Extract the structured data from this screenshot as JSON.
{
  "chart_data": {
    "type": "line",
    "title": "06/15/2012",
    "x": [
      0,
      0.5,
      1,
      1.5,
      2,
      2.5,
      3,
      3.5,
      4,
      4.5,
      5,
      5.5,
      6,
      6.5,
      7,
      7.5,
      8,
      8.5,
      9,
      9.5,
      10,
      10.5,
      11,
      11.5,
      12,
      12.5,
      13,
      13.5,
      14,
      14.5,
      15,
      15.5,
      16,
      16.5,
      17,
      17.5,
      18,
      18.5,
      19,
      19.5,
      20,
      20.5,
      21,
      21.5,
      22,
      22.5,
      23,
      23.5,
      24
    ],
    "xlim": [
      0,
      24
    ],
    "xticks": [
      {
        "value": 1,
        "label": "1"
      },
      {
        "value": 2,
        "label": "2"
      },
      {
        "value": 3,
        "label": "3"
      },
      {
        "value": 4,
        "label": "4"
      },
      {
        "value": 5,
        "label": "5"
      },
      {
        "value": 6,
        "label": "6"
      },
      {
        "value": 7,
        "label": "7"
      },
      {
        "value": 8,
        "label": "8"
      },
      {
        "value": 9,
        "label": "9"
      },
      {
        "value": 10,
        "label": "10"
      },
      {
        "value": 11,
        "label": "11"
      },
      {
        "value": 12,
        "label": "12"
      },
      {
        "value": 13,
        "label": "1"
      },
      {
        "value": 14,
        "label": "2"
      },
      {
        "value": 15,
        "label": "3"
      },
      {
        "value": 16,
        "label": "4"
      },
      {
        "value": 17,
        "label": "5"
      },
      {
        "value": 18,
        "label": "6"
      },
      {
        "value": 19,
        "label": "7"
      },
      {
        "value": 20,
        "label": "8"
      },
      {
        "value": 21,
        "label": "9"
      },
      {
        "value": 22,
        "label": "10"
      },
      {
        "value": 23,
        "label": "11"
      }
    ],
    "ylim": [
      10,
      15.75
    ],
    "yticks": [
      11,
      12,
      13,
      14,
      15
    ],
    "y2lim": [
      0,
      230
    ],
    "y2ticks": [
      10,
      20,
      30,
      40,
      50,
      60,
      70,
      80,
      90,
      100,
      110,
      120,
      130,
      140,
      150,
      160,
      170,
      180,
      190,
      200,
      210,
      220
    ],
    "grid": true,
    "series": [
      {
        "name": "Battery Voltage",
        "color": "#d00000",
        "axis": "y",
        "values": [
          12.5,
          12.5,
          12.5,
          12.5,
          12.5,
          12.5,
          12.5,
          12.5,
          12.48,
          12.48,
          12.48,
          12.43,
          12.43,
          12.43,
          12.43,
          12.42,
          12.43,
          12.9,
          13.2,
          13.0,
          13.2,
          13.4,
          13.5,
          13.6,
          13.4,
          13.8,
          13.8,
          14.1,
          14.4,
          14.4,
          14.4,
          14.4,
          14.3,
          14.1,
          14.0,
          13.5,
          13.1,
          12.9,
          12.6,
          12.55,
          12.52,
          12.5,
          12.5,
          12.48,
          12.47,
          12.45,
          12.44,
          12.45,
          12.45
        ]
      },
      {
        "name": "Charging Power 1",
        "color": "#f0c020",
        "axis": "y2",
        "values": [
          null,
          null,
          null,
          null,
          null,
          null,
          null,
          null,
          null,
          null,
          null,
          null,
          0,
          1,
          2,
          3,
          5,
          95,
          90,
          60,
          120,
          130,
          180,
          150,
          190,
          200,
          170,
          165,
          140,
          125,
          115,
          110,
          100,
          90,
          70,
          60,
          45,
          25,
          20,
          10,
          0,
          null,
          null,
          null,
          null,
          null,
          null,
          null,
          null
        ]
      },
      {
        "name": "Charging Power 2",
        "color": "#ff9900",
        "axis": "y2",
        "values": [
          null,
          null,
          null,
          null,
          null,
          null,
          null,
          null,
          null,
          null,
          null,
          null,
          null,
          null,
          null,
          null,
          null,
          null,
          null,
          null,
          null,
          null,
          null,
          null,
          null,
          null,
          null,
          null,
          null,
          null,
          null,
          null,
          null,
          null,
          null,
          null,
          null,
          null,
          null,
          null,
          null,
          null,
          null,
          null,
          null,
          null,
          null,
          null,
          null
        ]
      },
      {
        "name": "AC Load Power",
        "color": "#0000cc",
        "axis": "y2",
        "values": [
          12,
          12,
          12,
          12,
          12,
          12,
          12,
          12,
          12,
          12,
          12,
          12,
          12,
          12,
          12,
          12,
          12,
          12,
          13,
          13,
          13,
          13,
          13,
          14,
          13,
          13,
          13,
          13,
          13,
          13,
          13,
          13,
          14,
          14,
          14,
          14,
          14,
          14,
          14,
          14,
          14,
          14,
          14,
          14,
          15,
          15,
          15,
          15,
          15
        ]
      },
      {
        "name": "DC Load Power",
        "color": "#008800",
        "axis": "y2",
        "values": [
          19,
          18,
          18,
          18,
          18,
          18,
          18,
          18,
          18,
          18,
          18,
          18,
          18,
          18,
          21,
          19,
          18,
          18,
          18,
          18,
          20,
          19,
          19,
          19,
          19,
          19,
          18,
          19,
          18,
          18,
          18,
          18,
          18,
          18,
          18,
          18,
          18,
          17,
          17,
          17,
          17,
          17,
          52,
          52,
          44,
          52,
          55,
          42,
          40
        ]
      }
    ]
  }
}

■ Task requirements: Among the entries above, identify all lines with "color" and copy them.

■ Solution below:
        "color": "#d00000",
        "color": "#f0c020",
        "color": "#ff9900",
        "color": "#0000cc",
        "color": "#008800",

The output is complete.